### RECORD LIST
====

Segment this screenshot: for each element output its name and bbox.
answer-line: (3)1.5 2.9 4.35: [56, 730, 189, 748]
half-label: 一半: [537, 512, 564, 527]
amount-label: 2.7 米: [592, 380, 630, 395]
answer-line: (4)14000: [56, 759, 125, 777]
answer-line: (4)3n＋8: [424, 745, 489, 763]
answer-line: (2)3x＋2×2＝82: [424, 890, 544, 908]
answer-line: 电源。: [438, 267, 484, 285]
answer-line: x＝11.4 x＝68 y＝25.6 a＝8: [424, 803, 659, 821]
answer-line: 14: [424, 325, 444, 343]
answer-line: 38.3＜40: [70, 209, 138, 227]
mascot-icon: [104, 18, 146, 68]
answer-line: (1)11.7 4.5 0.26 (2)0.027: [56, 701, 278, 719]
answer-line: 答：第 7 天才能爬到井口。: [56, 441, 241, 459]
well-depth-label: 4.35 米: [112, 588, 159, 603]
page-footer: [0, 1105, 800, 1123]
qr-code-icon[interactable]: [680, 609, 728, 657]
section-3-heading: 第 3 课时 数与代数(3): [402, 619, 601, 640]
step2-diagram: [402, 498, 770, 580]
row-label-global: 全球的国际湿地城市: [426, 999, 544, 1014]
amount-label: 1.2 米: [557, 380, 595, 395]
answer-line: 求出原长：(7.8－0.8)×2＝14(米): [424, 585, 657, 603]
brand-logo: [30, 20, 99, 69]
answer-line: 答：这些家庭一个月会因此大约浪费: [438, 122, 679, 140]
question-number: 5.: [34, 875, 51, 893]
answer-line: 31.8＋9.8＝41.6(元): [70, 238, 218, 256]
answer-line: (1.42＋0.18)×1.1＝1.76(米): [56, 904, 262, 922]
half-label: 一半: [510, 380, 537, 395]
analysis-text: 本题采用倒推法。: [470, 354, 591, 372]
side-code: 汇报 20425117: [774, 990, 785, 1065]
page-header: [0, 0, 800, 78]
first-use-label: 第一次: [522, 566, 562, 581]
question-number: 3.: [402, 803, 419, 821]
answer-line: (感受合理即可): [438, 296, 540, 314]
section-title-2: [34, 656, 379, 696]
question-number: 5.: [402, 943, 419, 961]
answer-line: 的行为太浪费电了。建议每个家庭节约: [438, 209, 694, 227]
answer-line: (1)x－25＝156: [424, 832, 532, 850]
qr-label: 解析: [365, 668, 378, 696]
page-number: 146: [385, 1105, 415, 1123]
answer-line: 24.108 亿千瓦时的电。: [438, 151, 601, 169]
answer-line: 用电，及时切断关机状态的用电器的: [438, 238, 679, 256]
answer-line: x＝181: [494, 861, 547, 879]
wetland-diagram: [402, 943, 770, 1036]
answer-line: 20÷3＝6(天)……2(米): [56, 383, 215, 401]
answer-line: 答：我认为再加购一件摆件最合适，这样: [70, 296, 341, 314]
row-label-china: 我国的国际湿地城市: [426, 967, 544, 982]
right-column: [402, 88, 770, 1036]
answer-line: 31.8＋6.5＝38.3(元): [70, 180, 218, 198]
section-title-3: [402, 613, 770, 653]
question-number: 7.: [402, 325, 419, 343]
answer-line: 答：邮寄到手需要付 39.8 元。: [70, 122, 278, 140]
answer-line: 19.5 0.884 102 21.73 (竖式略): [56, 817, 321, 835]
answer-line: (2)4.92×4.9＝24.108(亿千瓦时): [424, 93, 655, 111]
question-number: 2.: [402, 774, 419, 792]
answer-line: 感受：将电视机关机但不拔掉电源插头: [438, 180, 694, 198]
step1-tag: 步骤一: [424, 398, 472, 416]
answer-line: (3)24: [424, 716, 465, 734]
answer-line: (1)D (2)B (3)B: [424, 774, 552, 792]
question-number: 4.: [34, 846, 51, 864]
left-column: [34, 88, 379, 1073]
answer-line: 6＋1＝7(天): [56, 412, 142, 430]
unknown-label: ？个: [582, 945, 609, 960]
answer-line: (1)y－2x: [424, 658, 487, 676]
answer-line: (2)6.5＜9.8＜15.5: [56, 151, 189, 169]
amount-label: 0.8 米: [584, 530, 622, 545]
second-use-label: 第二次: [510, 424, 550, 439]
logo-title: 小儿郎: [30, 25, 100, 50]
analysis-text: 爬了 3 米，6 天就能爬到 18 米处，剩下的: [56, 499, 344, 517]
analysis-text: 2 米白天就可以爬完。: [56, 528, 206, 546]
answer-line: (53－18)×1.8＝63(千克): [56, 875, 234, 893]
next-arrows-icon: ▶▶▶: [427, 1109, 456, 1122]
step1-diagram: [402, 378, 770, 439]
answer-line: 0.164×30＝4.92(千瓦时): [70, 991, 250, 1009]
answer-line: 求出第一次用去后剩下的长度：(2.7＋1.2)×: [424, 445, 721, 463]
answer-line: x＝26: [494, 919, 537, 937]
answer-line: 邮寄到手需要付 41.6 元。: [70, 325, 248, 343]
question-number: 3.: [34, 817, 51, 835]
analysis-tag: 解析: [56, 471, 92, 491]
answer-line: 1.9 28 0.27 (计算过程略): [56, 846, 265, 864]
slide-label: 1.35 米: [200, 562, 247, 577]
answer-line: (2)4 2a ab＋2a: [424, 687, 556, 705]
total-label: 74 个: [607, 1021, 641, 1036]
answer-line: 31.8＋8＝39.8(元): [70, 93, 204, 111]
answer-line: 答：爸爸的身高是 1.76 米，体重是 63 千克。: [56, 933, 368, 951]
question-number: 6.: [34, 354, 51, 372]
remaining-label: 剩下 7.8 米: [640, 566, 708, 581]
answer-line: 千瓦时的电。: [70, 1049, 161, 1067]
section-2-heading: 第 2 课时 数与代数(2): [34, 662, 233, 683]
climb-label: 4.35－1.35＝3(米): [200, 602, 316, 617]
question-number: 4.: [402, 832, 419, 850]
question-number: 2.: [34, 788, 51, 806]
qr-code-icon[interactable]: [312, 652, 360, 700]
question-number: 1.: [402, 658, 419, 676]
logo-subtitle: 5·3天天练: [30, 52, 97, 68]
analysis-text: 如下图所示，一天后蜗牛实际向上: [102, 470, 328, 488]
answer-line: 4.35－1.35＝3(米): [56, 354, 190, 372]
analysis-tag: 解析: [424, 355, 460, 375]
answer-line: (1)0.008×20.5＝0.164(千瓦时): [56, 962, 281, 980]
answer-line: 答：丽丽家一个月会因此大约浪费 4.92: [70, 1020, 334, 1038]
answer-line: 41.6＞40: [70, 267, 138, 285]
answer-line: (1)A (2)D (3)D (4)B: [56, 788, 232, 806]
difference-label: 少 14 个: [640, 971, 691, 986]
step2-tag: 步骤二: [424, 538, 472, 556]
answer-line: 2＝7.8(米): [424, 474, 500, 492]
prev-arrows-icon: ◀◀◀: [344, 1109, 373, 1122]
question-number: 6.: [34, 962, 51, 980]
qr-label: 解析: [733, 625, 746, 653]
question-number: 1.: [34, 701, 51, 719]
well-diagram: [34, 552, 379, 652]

====

### STATED TASK
Reproduce every line of the item above with no changes.

### THE RESULT
Segment this screenshot: for each element output its name and bbox.
answer-line: (3)1.5 2.9 4.35: [56, 730, 189, 748]
half-label: 一半: [537, 512, 564, 527]
amount-label: 2.7 米: [592, 380, 630, 395]
answer-line: (4)14000: [56, 759, 125, 777]
answer-line: (4)3n＋8: [424, 745, 489, 763]
answer-line: (2)3x＋2×2＝82: [424, 890, 544, 908]
answer-line: 电源。: [438, 267, 484, 285]
answer-line: x＝11.4 x＝68 y＝25.6 a＝8: [424, 803, 659, 821]
answer-line: 14: [424, 325, 444, 343]
answer-line: 38.3＜40: [70, 209, 138, 227]
mascot-icon: [104, 18, 146, 68]
answer-line: (1)11.7 4.5 0.26 (2)0.027: [56, 701, 278, 719]
answer-line: 答：第 7 天才能爬到井口。: [56, 441, 241, 459]
well-depth-label: 4.35 米: [112, 588, 159, 603]
page-footer: [0, 1105, 800, 1123]
qr-code-icon[interactable]: [680, 609, 728, 657]
section-3-heading: 第 3 课时 数与代数(3): [402, 619, 601, 640]
step2-diagram: [402, 498, 770, 580]
row-label-global: 全球的国际湿地城市: [426, 999, 544, 1014]
amount-label: 1.2 米: [557, 380, 595, 395]
answer-line: 求出原长：(7.8－0.8)×2＝14(米): [424, 585, 657, 603]
brand-logo: [30, 20, 99, 69]
answer-line: 答：这些家庭一个月会因此大约浪费: [438, 122, 679, 140]
question-number: 5.: [34, 875, 51, 893]
answer-line: 31.8＋9.8＝41.6(元): [70, 238, 218, 256]
answer-line: (1.42＋0.18)×1.1＝1.76(米): [56, 904, 262, 922]
half-label: 一半: [510, 380, 537, 395]
analysis-text: 本题采用倒推法。: [470, 354, 591, 372]
side-code: 汇报 20425117: [774, 990, 785, 1065]
page-header: [0, 0, 800, 78]
first-use-label: 第一次: [522, 566, 562, 581]
question-number: 3.: [402, 803, 419, 821]
answer-line: (感受合理即可): [438, 296, 540, 314]
section-title-2: [34, 656, 379, 696]
question-number: 5.: [402, 943, 419, 961]
answer-line: 的行为太浪费电了。建议每个家庭节约: [438, 209, 694, 227]
answer-line: (1)x－25＝156: [424, 832, 532, 850]
qr-label: 解析: [365, 668, 378, 696]
page-number: 146: [385, 1105, 415, 1123]
answer-line: 24.108 亿千瓦时的电。: [438, 151, 601, 169]
answer-line: 用电，及时切断关机状态的用电器的: [438, 238, 679, 256]
answer-line: x＝181: [494, 861, 547, 879]
wetland-diagram: [402, 943, 770, 1036]
answer-line: 20÷3＝6(天)……2(米): [56, 383, 215, 401]
answer-line: 答：我认为再加购一件摆件最合适，这样: [70, 296, 341, 314]
row-label-china: 我国的国际湿地城市: [426, 967, 544, 982]
right-column: [402, 88, 770, 1036]
answer-line: 31.8＋6.5＝38.3(元): [70, 180, 218, 198]
section-title-3: [402, 613, 770, 653]
question-number: 7.: [402, 325, 419, 343]
answer-line: 答：邮寄到手需要付 39.8 元。: [70, 122, 278, 140]
answer-line: 19.5 0.884 102 21.73 (竖式略): [56, 817, 321, 835]
answer-line: (2)4.92×4.9＝24.108(亿千瓦时): [424, 93, 655, 111]
question-number: 2.: [402, 774, 419, 792]
answer-line: 感受：将电视机关机但不拔掉电源插头: [438, 180, 694, 198]
step1-tag: 步骤一: [424, 398, 472, 416]
answer-line: (3)24: [424, 716, 465, 734]
answer-line: (1)D (2)B (3)B: [424, 774, 552, 792]
question-number: 4.: [34, 846, 51, 864]
left-column: [34, 88, 379, 1073]
answer-line: 6＋1＝7(天): [56, 412, 142, 430]
unknown-label: ？个: [582, 945, 609, 960]
answer-line: (1)y－2x: [424, 658, 487, 676]
answer-line: (2)6.5＜9.8＜15.5: [56, 151, 189, 169]
amount-label: 0.8 米: [584, 530, 622, 545]
second-use-label: 第二次: [510, 424, 550, 439]
logo-title: 小儿郎: [30, 25, 100, 50]
analysis-text: 爬了 3 米，6 天就能爬到 18 米处，剩下的: [56, 499, 344, 517]
analysis-text: 2 米白天就可以爬完。: [56, 528, 206, 546]
answer-line: (53－18)×1.8＝63(千克): [56, 875, 234, 893]
next-arrows-icon: ▶▶▶: [427, 1109, 456, 1122]
step1-diagram: [402, 378, 770, 439]
answer-line: 0.164×30＝4.92(千瓦时): [70, 991, 250, 1009]
answer-line: 求出第一次用去后剩下的长度：(2.7＋1.2)×: [424, 445, 721, 463]
answer-line: x＝26: [494, 919, 537, 937]
answer-line: 邮寄到手需要付 41.6 元。: [70, 325, 248, 343]
question-number: 3.: [34, 817, 51, 835]
analysis-tag: 解析: [56, 471, 92, 491]
answer-line: 1.9 28 0.27 (计算过程略): [56, 846, 265, 864]
slide-label: 1.35 米: [200, 562, 247, 577]
answer-line: (2)4 2a ab＋2a: [424, 687, 556, 705]
total-label: 74 个: [607, 1021, 641, 1036]
answer-line: 31.8＋8＝39.8(元): [70, 93, 204, 111]
answer-line: 答：爸爸的身高是 1.76 米，体重是 63 千克。: [56, 933, 368, 951]
question-number: 6.: [34, 354, 51, 372]
remaining-label: 剩下 7.8 米: [640, 566, 708, 581]
answer-line: 千瓦时的电。: [70, 1049, 161, 1067]
section-2-heading: 第 2 课时 数与代数(2): [34, 662, 233, 683]
climb-label: 4.35－1.35＝3(米): [200, 602, 316, 617]
question-number: 4.: [402, 832, 419, 850]
question-number: 2.: [34, 788, 51, 806]
qr-code-icon[interactable]: [312, 652, 360, 700]
question-number: 1.: [402, 658, 419, 676]
logo-subtitle: 5·3天天练: [30, 52, 97, 68]
analysis-text: 如下图所示，一天后蜗牛实际向上: [102, 470, 328, 488]
answer-line: 4.35－1.35＝3(米): [56, 354, 190, 372]
analysis-tag: 解析: [424, 355, 460, 375]
answer-line: (1)0.008×20.5＝0.164(千瓦时): [56, 962, 281, 980]
answer-line: 答：丽丽家一个月会因此大约浪费 4.92: [70, 1020, 334, 1038]
answer-line: 41.6＞40: [70, 267, 138, 285]
answer-line: (1)A (2)D (3)D (4)B: [56, 788, 232, 806]
difference-label: 少 14 个: [640, 971, 691, 986]
step2-tag: 步骤二: [424, 538, 472, 556]
answer-line: 2＝7.8(米): [424, 474, 500, 492]
prev-arrows-icon: ◀◀◀: [344, 1109, 373, 1122]
question-number: 6.: [34, 962, 51, 980]
qr-label: 解析: [733, 625, 746, 653]
question-number: 1.: [34, 701, 51, 719]
well-diagram: [34, 552, 379, 652]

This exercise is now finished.